Stated problem | Print out each entry below exactly, please.

□ □ □ □ □

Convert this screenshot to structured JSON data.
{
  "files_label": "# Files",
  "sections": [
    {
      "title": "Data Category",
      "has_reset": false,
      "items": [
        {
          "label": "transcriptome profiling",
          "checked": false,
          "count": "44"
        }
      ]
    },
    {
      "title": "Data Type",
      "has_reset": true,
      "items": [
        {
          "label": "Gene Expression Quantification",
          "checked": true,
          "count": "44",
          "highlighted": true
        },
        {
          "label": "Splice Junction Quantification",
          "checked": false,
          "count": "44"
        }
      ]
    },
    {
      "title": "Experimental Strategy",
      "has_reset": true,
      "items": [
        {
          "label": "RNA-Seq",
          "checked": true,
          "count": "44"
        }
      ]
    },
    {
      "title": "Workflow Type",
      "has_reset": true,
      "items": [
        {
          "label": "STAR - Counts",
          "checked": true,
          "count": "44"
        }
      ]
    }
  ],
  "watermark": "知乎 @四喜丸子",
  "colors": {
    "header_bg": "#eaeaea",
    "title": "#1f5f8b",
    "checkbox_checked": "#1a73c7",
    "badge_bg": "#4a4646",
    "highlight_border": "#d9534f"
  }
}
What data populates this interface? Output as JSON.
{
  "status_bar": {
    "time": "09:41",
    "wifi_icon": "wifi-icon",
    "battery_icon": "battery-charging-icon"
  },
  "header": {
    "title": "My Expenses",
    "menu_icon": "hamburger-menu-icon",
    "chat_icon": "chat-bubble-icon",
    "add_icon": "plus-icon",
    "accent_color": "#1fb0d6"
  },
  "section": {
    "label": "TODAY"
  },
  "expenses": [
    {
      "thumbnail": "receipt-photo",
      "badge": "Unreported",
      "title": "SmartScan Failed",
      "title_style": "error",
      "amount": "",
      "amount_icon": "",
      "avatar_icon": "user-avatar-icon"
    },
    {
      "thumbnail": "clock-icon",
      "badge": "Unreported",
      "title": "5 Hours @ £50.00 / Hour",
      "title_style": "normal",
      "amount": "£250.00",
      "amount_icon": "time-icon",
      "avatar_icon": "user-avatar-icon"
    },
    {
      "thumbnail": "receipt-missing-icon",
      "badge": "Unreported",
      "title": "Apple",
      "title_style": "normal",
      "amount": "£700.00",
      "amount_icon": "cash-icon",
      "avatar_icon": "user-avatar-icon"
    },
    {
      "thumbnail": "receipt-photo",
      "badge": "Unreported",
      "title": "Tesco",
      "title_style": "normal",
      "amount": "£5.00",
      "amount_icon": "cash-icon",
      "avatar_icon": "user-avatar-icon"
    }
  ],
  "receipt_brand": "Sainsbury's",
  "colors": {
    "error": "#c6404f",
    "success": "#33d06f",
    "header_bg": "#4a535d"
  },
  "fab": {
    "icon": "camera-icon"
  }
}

□ □ □ □ □

Full response |
Convert this screenshot to structured JSON data.
{
  "files_label": "# Files",
  "sections": [
    {
      "title": "Data Category",
      "has_reset": false,
      "items": [
        {
          "label": "transcriptome profiling",
          "checked": false,
          "count": "44"
        }
      ]
    },
    {
      "title": "Data Type",
      "has_reset": true,
      "items": [
        {
          "label": "Gene Expression Quantification",
          "checked": true,
          "count": "44",
          "highlighted": true
        },
        {
          "label": "Splice Junction Quantification",
          "checked": false,
          "count": "44"
        }
      ]
    },
    {
      "title": "Experimental Strategy",
      "has_reset": true,
      "items": [
        {
          "label": "RNA-Seq",
          "checked": true,
          "count": "44"
        }
      ]
    },
    {
      "title": "Workflow Type",
      "has_reset": true,
      "items": [
        {
          "label": "STAR - Counts",
          "checked": true,
          "count": "44"
        }
      ]
    }
  ],
  "watermark": "知乎 @四喜丸子",
  "colors": {
    "header_bg": "#eaeaea",
    "title": "#1f5f8b",
    "checkbox_checked": "#1a73c7",
    "badge_bg": "#4a4646",
    "highlight_border": "#d9534f"
  }
}
What data populates this interface? Output as JSON.
{
  "status_bar": {
    "time": "09:41",
    "wifi_icon": "wifi-icon",
    "battery_icon": "battery-charging-icon"
  },
  "header": {
    "title": "My Expenses",
    "menu_icon": "hamburger-menu-icon",
    "chat_icon": "chat-bubble-icon",
    "add_icon": "plus-icon",
    "accent_color": "#1fb0d6"
  },
  "section": {
    "label": "TODAY"
  },
  "expenses": [
    {
      "thumbnail": "receipt-photo",
      "badge": "Unreported",
      "title": "SmartScan Failed",
      "title_style": "error",
      "amount": "",
      "amount_icon": "",
      "avatar_icon": "user-avatar-icon"
    },
    {
      "thumbnail": "clock-icon",
      "badge": "Unreported",
      "title": "5 Hours @ £50.00 / Hour",
      "title_style": "normal",
      "amount": "£250.00",
      "amount_icon": "time-icon",
      "avatar_icon": "user-avatar-icon"
    },
    {
      "thumbnail": "receipt-missing-icon",
      "badge": "Unreported",
      "title": "Apple",
      "title_style": "normal",
      "amount": "£700.00",
      "amount_icon": "cash-icon",
      "avatar_icon": "user-avatar-icon"
    },
    {
      "thumbnail": "receipt-photo",
      "badge": "Unreported",
      "title": "Tesco",
      "title_style": "normal",
      "amount": "£5.00",
      "amount_icon": "cash-icon",
      "avatar_icon": "user-avatar-icon"
    }
  ],
  "receipt_brand": "Sainsbury's",
  "colors": {
    "error": "#c6404f",
    "success": "#33d06f",
    "header_bg": "#4a535d"
  },
  "fab": {
    "icon": "camera-icon"
  }
}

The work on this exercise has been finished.